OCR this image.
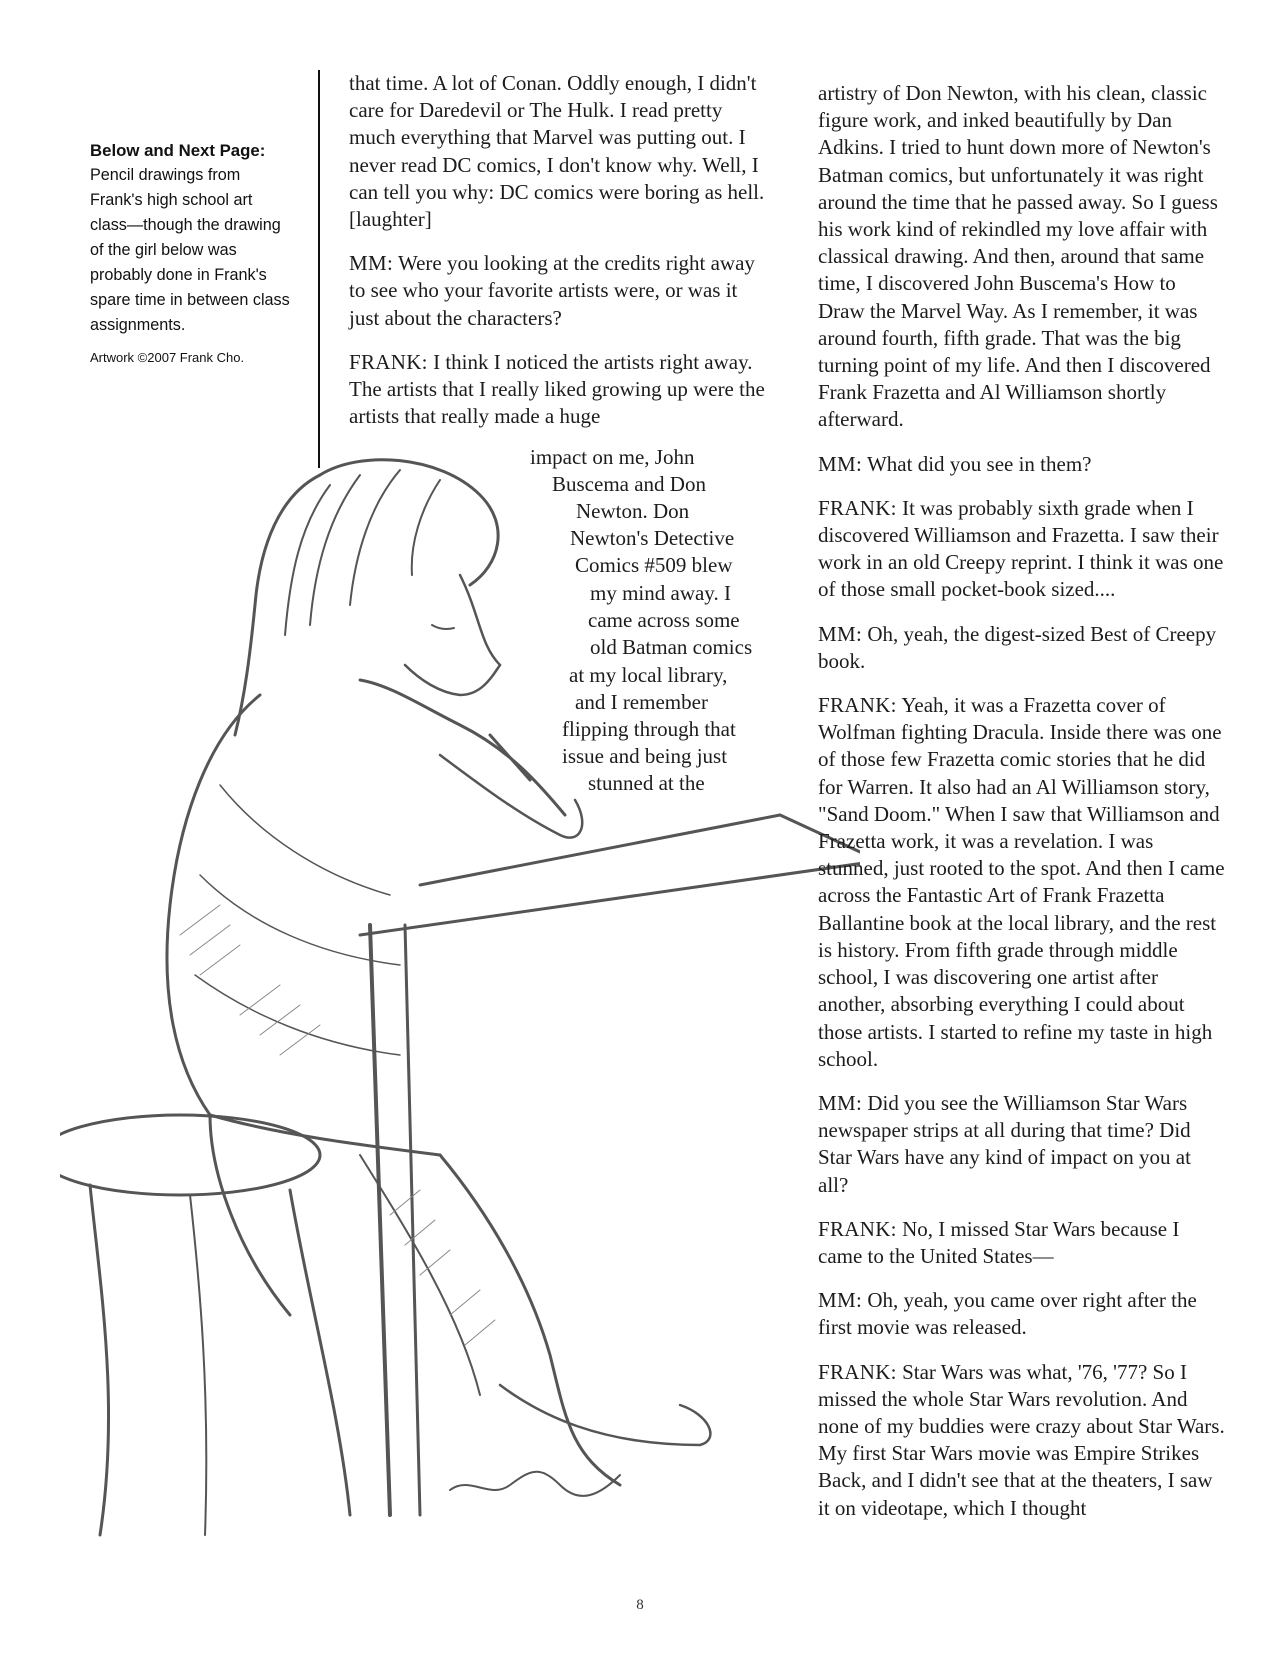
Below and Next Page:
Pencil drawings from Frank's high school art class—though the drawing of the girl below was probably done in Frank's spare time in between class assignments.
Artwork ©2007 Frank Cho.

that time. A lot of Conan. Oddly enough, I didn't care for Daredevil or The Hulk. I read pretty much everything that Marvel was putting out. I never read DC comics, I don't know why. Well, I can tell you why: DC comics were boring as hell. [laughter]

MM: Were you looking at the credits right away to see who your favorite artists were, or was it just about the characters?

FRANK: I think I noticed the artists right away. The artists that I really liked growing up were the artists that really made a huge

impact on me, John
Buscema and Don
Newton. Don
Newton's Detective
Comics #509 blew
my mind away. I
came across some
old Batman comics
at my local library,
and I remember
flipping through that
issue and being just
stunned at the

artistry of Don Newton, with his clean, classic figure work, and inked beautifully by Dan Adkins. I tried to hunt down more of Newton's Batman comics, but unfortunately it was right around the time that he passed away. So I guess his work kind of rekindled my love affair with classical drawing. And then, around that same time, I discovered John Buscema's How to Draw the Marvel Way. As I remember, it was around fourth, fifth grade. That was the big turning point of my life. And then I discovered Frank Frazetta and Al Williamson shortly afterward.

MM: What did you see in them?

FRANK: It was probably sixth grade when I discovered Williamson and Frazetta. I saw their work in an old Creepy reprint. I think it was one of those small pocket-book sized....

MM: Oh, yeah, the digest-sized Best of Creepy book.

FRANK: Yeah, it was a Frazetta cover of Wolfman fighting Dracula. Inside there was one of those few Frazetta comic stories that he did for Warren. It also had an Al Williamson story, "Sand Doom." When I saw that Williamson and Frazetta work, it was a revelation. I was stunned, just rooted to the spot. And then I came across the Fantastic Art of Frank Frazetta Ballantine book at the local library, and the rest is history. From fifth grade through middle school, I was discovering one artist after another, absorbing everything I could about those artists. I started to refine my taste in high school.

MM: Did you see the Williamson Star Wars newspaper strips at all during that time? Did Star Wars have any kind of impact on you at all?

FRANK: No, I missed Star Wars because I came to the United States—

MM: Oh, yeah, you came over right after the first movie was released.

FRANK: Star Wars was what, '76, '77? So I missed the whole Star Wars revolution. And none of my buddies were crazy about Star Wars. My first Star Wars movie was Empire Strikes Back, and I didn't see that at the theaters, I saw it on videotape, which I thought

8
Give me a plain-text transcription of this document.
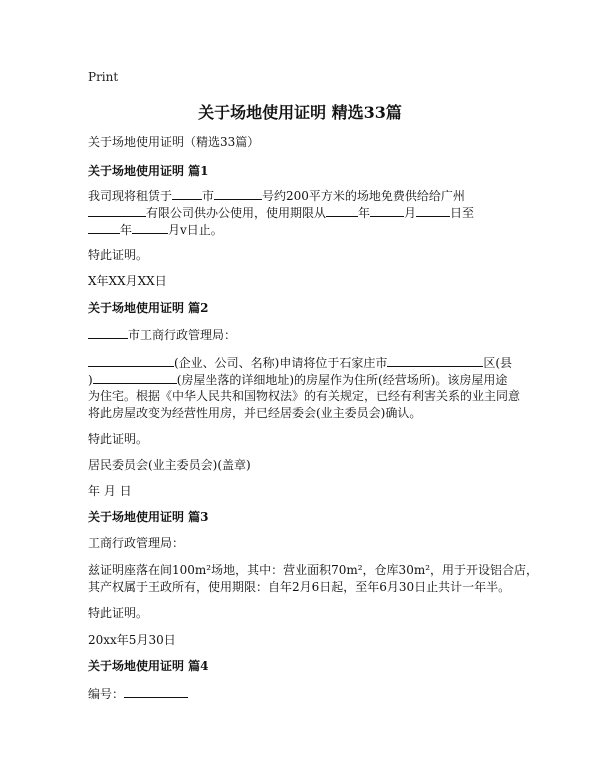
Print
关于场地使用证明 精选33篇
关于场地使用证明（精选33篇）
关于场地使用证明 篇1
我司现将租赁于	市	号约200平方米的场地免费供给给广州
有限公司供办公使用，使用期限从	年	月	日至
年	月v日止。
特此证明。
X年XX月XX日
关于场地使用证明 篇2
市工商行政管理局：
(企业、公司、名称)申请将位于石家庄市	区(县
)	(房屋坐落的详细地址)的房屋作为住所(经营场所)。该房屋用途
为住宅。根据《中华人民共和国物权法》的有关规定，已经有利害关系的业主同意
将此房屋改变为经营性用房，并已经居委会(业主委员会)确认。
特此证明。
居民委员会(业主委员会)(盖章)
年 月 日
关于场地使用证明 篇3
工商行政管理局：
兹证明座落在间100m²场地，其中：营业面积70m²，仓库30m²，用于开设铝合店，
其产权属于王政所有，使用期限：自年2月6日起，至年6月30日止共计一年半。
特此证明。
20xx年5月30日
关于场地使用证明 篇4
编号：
——————————
Task statement:
Note every line above where the string "came" shows up, and copy those lines.

Expected output:
came across some
FRANK: Yeah, it was a Frazetta cover of Wolfman fighting Dracula. Inside there was one of those few Frazetta comic stories that he did for Warren. It also had an Al Williamson story, "Sand Doom." When I saw that Williamson and Frazetta work, it was a revelation. I was stunned, just rooted to the spot. And then I came across the Fantastic Art of Frank Frazetta Ballantine book at the local library, and the rest is history. From fifth grade through middle school, I was discovering one artist after another, absorbing everything I could about those artists. I started to refine my taste in high school.
FRANK: No, I missed Star Wars because I came to the United States—
MM: Oh, yeah, you came over right after the first movie was released.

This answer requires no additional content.